Data entries for graphics

———

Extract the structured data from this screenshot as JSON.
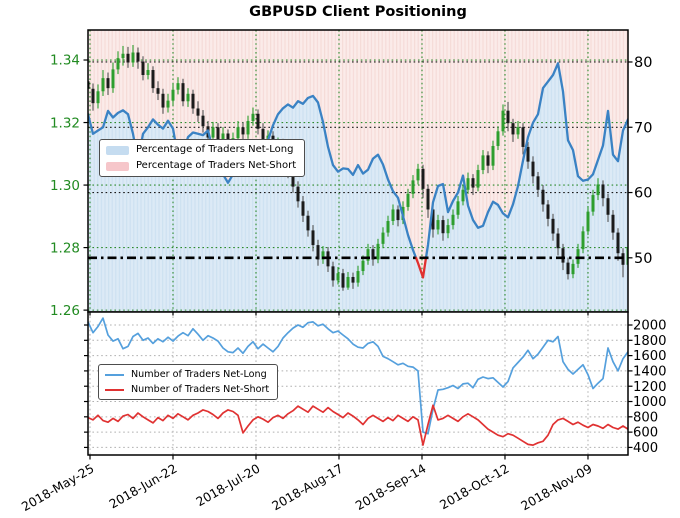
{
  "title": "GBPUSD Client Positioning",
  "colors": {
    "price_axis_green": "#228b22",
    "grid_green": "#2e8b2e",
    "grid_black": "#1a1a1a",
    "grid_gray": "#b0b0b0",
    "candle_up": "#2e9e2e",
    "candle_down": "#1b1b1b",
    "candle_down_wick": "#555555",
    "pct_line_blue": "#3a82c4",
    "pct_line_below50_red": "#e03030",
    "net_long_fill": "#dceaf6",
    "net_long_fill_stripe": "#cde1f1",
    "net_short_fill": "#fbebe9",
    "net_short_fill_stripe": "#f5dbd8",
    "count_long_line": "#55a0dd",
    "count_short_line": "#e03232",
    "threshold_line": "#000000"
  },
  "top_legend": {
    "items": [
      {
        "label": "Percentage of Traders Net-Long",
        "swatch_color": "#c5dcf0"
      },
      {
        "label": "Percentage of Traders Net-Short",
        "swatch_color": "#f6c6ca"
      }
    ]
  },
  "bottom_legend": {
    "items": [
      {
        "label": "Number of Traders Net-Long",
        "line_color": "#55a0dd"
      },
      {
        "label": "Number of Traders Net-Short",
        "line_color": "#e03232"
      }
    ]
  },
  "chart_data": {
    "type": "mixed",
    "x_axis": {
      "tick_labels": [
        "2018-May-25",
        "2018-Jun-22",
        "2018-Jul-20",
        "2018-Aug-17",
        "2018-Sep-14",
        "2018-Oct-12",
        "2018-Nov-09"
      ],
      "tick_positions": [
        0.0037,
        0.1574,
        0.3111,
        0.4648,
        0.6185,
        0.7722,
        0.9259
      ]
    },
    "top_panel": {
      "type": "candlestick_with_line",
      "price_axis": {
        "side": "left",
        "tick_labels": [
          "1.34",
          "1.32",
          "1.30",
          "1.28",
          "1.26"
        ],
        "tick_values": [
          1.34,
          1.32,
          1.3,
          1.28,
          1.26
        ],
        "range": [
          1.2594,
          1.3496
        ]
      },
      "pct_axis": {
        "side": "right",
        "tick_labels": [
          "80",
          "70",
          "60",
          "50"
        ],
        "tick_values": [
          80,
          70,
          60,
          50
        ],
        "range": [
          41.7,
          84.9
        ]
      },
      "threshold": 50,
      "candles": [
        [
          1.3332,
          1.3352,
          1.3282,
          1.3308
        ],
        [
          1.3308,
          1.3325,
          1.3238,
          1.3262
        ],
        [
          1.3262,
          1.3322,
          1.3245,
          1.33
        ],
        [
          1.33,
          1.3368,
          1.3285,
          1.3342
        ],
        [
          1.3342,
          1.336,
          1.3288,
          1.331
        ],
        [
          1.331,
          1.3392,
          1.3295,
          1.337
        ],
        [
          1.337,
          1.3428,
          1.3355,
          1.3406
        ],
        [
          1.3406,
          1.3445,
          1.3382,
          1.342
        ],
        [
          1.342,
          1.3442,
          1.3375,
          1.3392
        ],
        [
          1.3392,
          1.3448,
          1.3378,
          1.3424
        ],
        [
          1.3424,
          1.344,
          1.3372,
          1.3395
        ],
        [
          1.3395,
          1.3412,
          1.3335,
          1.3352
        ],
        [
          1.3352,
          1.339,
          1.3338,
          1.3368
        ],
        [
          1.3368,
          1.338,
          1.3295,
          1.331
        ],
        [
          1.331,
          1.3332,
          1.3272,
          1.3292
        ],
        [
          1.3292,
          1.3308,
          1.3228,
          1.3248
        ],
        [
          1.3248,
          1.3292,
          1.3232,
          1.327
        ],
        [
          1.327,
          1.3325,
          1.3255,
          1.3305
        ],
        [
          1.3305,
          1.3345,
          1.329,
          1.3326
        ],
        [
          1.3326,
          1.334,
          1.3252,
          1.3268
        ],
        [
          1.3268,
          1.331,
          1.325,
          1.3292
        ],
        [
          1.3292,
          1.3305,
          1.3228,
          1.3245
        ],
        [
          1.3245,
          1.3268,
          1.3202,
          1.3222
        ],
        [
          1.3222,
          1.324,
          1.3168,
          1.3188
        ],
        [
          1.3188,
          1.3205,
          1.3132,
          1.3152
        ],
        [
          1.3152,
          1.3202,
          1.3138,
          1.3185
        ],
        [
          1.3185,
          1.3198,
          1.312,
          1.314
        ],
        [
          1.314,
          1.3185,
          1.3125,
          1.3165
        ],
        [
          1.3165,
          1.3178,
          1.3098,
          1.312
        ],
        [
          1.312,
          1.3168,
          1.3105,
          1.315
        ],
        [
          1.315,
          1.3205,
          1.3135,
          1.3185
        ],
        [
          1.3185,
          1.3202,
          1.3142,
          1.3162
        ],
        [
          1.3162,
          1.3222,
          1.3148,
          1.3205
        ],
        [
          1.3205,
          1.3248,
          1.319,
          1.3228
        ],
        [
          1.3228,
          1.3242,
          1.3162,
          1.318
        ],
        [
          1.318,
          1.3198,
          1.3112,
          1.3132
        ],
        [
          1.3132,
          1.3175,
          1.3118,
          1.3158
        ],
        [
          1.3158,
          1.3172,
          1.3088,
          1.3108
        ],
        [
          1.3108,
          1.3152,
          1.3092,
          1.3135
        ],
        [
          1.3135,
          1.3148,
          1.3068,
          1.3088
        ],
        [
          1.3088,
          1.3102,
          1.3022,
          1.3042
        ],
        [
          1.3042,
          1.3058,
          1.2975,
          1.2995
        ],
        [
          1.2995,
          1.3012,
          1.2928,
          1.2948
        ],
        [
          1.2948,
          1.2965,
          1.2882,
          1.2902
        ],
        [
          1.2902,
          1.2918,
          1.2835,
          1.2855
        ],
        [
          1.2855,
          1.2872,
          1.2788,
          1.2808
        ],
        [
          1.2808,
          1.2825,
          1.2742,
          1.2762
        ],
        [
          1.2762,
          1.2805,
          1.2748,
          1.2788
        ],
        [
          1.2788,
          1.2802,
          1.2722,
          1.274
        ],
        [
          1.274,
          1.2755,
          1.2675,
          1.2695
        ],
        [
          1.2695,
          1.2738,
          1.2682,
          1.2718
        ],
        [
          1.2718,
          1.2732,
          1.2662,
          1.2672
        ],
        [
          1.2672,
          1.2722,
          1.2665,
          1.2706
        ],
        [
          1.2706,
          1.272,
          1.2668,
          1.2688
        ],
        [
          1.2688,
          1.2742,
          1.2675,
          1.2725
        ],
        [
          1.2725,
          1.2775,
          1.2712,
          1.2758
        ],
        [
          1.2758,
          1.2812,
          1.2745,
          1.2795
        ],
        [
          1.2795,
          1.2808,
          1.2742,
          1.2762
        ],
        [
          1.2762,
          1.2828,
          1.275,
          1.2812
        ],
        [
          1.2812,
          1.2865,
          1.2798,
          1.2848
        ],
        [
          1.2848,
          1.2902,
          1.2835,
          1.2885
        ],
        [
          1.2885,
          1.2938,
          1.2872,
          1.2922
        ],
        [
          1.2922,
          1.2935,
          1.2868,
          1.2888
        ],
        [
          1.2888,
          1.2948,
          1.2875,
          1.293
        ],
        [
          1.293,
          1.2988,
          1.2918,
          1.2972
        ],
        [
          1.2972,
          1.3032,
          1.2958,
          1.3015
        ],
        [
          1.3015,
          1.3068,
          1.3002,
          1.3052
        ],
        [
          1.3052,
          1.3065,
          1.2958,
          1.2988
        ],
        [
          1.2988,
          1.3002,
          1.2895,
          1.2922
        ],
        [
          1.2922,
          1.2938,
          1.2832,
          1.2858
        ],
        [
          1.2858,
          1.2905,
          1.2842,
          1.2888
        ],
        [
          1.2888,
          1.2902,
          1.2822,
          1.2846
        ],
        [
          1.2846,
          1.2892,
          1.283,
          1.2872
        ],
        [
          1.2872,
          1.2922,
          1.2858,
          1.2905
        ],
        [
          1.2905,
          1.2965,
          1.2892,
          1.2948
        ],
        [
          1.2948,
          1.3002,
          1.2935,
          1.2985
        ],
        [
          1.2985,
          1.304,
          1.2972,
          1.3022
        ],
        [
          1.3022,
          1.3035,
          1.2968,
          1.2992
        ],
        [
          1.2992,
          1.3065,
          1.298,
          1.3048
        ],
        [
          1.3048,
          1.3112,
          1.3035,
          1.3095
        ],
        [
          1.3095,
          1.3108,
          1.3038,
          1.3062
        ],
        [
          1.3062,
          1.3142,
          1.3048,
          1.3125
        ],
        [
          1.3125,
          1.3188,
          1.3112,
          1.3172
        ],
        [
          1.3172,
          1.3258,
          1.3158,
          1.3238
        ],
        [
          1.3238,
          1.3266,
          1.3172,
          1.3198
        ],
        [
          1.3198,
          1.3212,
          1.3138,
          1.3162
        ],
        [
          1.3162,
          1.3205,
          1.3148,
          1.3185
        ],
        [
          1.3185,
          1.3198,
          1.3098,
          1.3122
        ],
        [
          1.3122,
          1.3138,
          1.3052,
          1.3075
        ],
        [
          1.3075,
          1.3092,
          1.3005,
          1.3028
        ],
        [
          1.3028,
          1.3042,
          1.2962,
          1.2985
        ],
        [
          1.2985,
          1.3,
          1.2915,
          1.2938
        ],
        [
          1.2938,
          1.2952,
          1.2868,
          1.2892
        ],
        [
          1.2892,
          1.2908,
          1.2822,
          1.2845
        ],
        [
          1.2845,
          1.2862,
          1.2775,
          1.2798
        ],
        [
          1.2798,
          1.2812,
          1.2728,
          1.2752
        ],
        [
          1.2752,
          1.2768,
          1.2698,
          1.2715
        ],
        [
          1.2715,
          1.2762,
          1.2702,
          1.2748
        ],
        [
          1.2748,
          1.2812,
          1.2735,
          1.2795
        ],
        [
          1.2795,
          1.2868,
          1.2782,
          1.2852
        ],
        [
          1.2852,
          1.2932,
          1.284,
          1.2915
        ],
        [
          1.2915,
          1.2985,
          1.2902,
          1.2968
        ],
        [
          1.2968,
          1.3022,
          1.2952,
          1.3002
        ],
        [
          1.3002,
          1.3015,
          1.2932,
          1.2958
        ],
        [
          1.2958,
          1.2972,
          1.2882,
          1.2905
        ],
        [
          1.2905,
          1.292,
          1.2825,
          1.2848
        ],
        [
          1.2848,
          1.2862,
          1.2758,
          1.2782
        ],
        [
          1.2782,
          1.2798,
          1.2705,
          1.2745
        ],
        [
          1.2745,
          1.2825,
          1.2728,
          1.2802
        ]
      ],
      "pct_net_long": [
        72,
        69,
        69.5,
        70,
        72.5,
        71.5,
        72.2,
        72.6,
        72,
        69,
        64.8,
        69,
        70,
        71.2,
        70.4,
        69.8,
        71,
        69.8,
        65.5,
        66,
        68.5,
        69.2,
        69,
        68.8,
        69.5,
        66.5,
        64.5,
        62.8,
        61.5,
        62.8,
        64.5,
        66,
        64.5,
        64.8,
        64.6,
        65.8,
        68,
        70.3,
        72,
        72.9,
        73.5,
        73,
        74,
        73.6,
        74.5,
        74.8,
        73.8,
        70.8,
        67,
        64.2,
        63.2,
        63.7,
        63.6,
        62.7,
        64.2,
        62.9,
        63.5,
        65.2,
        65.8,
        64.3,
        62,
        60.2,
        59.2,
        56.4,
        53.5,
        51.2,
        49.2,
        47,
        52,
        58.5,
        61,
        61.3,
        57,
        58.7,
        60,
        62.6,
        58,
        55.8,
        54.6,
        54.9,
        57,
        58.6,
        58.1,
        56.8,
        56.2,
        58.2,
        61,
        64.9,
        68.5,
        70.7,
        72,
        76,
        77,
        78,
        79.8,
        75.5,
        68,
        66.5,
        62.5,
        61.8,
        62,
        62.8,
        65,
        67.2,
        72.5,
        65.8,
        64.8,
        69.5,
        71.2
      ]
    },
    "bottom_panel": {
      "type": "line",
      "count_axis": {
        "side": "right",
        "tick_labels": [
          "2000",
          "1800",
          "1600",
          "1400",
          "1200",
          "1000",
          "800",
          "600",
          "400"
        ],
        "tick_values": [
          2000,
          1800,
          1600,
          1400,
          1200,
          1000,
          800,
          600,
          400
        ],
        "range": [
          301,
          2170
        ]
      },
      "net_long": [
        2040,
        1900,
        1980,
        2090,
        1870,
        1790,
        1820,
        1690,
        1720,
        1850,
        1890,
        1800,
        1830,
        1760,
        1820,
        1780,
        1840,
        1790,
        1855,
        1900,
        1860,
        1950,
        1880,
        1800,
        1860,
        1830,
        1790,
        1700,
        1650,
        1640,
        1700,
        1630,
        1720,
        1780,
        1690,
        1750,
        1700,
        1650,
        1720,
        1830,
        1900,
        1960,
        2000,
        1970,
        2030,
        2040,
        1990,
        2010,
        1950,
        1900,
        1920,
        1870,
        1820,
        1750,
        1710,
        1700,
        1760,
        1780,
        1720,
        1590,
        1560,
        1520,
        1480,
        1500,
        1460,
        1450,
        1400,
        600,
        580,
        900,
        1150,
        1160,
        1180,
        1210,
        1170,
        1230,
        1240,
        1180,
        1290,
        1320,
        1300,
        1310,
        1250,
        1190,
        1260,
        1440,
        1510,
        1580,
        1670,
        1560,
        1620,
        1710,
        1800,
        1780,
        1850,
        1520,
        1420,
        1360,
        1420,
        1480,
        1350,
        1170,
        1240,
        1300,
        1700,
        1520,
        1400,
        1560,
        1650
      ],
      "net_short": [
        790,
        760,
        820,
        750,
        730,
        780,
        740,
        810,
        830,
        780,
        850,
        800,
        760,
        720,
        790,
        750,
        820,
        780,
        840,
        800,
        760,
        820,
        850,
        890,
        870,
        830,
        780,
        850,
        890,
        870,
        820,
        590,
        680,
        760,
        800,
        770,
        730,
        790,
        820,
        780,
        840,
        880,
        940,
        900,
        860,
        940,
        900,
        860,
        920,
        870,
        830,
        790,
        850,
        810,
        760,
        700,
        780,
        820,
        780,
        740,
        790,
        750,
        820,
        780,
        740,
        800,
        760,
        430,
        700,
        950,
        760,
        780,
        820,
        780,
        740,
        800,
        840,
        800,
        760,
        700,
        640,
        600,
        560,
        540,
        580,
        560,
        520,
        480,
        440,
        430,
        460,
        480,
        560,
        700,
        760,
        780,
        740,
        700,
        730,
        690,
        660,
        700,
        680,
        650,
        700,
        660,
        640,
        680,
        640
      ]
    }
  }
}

———

Select all lines in the listing that include the word "Percentage".

        "label": "Percentage of Traders Net-Long",
        "label": "Percentage of Traders Net-Short",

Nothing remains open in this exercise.